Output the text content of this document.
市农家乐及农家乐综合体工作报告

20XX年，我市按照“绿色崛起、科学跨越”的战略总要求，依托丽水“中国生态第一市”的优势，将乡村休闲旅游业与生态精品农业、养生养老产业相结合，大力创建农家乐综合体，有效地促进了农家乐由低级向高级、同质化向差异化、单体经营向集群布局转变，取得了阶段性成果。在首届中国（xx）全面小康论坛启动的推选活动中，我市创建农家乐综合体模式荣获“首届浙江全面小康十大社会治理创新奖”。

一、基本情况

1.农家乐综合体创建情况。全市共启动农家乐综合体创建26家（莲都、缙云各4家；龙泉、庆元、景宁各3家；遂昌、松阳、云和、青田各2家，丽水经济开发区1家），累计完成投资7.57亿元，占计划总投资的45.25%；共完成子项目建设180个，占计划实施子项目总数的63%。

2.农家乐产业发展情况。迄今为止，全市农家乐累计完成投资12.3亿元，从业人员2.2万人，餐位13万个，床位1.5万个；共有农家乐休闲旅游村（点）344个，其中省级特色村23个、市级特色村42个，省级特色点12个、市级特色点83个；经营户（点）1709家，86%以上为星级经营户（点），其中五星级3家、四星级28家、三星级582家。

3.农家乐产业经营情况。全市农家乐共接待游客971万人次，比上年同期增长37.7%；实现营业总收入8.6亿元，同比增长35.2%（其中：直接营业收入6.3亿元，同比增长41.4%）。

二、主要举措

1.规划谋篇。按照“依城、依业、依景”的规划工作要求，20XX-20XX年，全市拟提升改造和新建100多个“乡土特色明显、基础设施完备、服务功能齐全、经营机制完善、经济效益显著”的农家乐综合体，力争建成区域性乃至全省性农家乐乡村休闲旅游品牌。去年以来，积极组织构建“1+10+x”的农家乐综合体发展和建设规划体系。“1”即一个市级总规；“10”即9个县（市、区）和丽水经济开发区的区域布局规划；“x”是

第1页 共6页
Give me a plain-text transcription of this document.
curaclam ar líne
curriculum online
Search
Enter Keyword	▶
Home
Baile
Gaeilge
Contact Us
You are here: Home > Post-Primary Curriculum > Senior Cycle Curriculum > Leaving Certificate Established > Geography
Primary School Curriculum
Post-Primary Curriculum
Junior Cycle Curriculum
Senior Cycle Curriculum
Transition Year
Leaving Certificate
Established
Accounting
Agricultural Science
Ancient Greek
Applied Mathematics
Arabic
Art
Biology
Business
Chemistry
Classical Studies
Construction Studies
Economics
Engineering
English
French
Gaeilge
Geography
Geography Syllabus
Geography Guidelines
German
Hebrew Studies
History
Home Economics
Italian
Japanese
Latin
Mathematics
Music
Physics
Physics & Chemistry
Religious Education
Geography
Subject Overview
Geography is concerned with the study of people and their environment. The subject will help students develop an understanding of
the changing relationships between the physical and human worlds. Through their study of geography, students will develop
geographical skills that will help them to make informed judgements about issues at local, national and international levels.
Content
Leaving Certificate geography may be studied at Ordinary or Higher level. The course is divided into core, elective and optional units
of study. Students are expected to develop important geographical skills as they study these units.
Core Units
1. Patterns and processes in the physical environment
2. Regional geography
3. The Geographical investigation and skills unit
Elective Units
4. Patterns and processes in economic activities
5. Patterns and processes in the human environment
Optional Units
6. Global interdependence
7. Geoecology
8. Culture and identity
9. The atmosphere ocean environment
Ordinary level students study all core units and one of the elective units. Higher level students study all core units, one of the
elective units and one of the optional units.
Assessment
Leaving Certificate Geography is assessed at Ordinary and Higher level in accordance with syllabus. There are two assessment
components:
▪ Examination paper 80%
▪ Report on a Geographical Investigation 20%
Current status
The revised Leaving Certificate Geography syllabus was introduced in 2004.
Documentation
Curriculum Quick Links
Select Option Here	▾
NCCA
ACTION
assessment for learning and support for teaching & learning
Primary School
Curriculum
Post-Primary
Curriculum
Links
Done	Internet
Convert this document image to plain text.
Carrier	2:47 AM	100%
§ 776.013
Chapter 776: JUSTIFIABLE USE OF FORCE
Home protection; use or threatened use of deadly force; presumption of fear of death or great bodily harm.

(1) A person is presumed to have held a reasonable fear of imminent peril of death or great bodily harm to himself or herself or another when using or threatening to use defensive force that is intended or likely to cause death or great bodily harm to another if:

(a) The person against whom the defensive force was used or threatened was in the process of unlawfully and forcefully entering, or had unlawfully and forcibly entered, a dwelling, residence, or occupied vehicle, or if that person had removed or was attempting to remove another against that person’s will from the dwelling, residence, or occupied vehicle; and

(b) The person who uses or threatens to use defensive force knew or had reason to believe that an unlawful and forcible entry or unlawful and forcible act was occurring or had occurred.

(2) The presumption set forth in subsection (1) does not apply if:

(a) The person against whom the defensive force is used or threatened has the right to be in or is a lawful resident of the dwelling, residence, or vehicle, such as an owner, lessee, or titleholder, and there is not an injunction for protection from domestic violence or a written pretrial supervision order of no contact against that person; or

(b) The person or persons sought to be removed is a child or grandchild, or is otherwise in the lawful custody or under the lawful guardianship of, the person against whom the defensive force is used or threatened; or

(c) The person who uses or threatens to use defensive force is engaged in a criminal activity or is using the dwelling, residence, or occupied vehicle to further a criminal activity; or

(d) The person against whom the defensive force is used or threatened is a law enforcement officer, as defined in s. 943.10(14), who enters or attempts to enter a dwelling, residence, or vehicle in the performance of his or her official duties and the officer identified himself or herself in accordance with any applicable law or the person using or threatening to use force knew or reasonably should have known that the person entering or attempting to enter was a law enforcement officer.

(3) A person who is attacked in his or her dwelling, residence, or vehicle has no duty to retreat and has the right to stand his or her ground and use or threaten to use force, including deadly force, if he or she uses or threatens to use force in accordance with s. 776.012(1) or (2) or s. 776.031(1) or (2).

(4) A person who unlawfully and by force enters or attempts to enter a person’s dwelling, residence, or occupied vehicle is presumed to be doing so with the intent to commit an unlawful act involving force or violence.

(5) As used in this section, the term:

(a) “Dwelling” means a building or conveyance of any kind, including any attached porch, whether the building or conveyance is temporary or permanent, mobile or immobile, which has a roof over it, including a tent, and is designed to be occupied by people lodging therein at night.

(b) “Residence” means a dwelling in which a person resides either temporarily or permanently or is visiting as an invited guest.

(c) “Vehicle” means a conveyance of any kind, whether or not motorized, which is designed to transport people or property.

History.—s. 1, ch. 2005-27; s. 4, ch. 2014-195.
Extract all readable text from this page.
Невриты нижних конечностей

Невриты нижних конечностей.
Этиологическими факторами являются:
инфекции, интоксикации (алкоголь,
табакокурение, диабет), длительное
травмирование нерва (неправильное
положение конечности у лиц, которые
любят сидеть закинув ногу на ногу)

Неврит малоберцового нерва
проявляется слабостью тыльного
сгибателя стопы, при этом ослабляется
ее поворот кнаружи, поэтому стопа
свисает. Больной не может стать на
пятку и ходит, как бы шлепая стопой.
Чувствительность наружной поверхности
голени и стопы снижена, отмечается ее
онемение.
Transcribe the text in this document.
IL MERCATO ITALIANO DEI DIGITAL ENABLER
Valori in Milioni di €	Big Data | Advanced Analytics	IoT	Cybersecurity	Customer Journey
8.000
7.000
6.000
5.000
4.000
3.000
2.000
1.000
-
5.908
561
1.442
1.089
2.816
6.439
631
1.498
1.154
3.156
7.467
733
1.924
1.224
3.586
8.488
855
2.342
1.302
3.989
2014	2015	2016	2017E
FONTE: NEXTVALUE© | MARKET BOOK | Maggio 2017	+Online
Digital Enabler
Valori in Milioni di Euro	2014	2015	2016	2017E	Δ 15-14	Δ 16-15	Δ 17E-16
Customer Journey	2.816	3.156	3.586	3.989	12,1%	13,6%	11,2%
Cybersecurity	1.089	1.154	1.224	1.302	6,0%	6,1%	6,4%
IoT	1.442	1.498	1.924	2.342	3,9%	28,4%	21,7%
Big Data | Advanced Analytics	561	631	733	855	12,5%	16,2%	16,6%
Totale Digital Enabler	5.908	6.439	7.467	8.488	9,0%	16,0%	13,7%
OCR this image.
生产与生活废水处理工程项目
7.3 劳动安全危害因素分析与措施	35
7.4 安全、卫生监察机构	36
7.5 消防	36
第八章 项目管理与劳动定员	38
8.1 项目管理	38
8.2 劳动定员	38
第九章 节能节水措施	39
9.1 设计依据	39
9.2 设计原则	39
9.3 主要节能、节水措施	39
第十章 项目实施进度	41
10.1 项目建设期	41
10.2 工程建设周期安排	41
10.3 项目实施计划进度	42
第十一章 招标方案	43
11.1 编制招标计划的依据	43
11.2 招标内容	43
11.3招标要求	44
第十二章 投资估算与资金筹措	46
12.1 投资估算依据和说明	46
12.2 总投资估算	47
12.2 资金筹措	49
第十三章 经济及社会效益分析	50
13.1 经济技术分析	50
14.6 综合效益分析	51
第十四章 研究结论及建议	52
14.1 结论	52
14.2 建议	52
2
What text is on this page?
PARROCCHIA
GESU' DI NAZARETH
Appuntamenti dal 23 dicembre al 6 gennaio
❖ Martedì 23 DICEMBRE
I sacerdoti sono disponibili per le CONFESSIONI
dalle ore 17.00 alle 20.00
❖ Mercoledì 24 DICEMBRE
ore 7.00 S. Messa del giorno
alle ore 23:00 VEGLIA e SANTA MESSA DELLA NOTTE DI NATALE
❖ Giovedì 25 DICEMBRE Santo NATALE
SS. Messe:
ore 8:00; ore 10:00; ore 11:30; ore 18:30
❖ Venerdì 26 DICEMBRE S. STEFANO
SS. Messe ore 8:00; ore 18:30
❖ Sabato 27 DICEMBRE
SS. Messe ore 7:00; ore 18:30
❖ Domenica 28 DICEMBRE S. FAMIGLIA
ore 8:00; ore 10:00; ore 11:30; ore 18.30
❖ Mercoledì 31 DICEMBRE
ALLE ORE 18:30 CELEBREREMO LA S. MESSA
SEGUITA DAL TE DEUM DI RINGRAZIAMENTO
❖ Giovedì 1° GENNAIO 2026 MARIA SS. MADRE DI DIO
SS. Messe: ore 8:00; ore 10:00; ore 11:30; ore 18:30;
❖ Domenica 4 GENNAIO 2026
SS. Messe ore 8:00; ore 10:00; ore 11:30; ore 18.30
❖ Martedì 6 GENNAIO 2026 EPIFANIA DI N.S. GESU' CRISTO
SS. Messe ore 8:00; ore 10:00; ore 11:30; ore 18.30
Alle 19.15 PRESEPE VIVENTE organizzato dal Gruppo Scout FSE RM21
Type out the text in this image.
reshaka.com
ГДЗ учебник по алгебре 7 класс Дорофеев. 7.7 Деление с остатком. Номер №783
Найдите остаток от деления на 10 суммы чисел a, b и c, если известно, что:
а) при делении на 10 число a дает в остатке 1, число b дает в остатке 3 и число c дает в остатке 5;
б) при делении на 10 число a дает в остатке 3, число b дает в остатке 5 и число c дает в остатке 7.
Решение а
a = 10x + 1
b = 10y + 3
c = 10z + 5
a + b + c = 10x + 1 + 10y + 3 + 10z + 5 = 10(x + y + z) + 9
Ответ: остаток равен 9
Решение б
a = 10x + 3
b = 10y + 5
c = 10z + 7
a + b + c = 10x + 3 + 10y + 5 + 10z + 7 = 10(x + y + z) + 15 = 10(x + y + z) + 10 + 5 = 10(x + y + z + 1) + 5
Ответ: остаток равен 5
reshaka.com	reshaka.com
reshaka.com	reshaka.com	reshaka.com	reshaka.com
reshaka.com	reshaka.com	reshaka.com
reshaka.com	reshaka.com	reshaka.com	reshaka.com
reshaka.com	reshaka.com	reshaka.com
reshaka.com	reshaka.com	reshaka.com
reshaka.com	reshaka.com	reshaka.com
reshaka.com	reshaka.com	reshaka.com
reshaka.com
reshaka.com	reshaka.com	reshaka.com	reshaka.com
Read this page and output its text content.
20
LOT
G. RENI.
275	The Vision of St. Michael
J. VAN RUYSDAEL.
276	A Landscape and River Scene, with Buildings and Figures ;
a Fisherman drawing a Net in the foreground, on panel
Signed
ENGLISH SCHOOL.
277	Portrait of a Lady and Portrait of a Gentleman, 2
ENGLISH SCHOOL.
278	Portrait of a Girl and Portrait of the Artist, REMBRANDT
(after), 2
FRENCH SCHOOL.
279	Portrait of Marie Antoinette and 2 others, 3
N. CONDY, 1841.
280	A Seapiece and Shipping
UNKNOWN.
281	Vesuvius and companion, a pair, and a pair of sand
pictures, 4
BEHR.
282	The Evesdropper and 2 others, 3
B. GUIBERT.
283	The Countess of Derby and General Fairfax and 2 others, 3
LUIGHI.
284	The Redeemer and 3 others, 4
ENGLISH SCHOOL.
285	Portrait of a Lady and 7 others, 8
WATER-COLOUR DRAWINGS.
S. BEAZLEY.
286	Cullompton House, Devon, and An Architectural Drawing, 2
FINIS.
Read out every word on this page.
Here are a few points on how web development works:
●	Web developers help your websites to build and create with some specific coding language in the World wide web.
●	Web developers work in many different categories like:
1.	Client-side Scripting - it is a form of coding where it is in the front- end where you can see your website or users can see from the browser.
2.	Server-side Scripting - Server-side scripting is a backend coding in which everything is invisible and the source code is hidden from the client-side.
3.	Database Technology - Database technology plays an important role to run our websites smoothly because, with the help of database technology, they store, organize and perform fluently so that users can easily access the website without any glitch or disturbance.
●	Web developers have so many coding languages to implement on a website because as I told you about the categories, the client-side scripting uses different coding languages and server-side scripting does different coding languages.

:: Task statement ::
For each line above that contains the word "Domenica", copy that line.

:: Response to the exercise ::
❖ Domenica 28 DICEMBRE S. FAMIGLIA
❖ Domenica 4 GENNAIO 2026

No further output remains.